(Problem to work on):
Reproduce all the entries precisely.

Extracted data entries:
══════
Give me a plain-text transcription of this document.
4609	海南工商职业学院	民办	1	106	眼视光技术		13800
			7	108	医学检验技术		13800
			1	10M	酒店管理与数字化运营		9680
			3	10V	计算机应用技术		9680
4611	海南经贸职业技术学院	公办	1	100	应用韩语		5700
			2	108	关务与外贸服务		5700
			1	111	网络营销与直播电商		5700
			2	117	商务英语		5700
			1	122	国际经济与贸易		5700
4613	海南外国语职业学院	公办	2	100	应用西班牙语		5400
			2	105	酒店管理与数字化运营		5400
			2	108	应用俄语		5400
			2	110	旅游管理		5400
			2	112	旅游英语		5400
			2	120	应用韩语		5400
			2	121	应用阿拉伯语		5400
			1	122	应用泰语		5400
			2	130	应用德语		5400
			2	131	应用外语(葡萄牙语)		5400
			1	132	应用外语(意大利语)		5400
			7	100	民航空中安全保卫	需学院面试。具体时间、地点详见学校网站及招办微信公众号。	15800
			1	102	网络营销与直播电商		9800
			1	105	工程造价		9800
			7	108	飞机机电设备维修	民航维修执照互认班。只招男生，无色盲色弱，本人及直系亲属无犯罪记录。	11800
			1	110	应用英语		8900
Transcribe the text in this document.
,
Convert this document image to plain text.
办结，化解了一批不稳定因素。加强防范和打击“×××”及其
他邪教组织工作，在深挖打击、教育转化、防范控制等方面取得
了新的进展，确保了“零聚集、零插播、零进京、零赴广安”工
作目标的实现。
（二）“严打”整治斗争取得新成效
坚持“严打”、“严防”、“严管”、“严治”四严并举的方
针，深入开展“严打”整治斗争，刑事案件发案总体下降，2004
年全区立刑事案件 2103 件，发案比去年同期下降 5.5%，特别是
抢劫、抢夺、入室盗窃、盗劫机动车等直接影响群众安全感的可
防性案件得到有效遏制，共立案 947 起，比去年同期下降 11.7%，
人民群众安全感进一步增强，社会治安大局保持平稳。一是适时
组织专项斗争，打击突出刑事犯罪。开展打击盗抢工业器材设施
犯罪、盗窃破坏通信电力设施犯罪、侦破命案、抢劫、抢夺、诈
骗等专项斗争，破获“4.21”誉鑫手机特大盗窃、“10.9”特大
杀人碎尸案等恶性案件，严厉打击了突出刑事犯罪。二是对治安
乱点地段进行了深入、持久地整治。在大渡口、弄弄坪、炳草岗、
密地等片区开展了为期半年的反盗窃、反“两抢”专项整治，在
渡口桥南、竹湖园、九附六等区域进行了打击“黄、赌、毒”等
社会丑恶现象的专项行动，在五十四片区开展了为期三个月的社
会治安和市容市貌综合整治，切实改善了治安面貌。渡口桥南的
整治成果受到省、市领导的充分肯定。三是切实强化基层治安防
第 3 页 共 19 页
══════
(Written reply):
Give me a plain-text transcription of this document.
4609	海南工商职业学院	民办	1	106	眼视光技术		13800
			7	108	医学检验技术		13800
			1	10M	酒店管理与数字化运营		9680
			3	10V	计算机应用技术		9680
4611	海南经贸职业技术学院	公办	1	100	应用韩语		5700
			2	108	关务与外贸服务		5700
			1	111	网络营销与直播电商		5700
			2	117	商务英语		5700
			1	122	国际经济与贸易		5700
4613	海南外国语职业学院	公办	2	100	应用西班牙语		5400
			2	105	酒店管理与数字化运营		5400
			2	108	应用俄语		5400
			2	110	旅游管理		5400
			2	112	旅游英语		5400
			2	120	应用韩语		5400
			2	121	应用阿拉伯语		5400
			1	122	应用泰语		5400
			2	130	应用德语		5400
			2	131	应用外语(葡萄牙语)		5400
			1	132	应用外语(意大利语)		5400
			7	100	民航空中安全保卫	需学院面试。具体时间、地点详见学校网站及招办微信公众号。	15800
			1	102	网络营销与直播电商		9800
			1	105	工程造价		9800
			7	108	飞机机电设备维修	民航维修执照互认班。只招男生，无色盲色弱，本人及直系亲属无犯罪记录。	11800
			1	110	应用英语		8900
Transcribe the text in this document.
,
Convert this document image to plain text.
办结，化解了一批不稳定因素。加强防范和打击“×××”及其
他邪教组织工作，在深挖打击、教育转化、防范控制等方面取得
了新的进展，确保了“零聚集、零插播、零进京、零赴广安”工
作目标的实现。
（二）“严打”整治斗争取得新成效
坚持“严打”、“严防”、“严管”、“严治”四严并举的方
针，深入开展“严打”整治斗争，刑事案件发案总体下降，2004
年全区立刑事案件 2103 件，发案比去年同期下降 5.5%，特别是
抢劫、抢夺、入室盗窃、盗劫机动车等直接影响群众安全感的可
防性案件得到有效遏制，共立案 947 起，比去年同期下降 11.7%，
人民群众安全感进一步增强，社会治安大局保持平稳。一是适时
组织专项斗争，打击突出刑事犯罪。开展打击盗抢工业器材设施
犯罪、盗窃破坏通信电力设施犯罪、侦破命案、抢劫、抢夺、诈
骗等专项斗争，破获“4.21”誉鑫手机特大盗窃、“10.9”特大
杀人碎尸案等恶性案件，严厉打击了突出刑事犯罪。二是对治安
乱点地段进行了深入、持久地整治。在大渡口、弄弄坪、炳草岗、
密地等片区开展了为期半年的反盗窃、反“两抢”专项整治，在
渡口桥南、竹湖园、九附六等区域进行了打击“黄、赌、毒”等
社会丑恶现象的专项行动，在五十四片区开展了为期三个月的社
会治安和市容市貌综合整治，切实改善了治安面貌。渡口桥南的
整治成果受到省、市领导的充分肯定。三是切实强化基层治安防
第 3 页 共 19 页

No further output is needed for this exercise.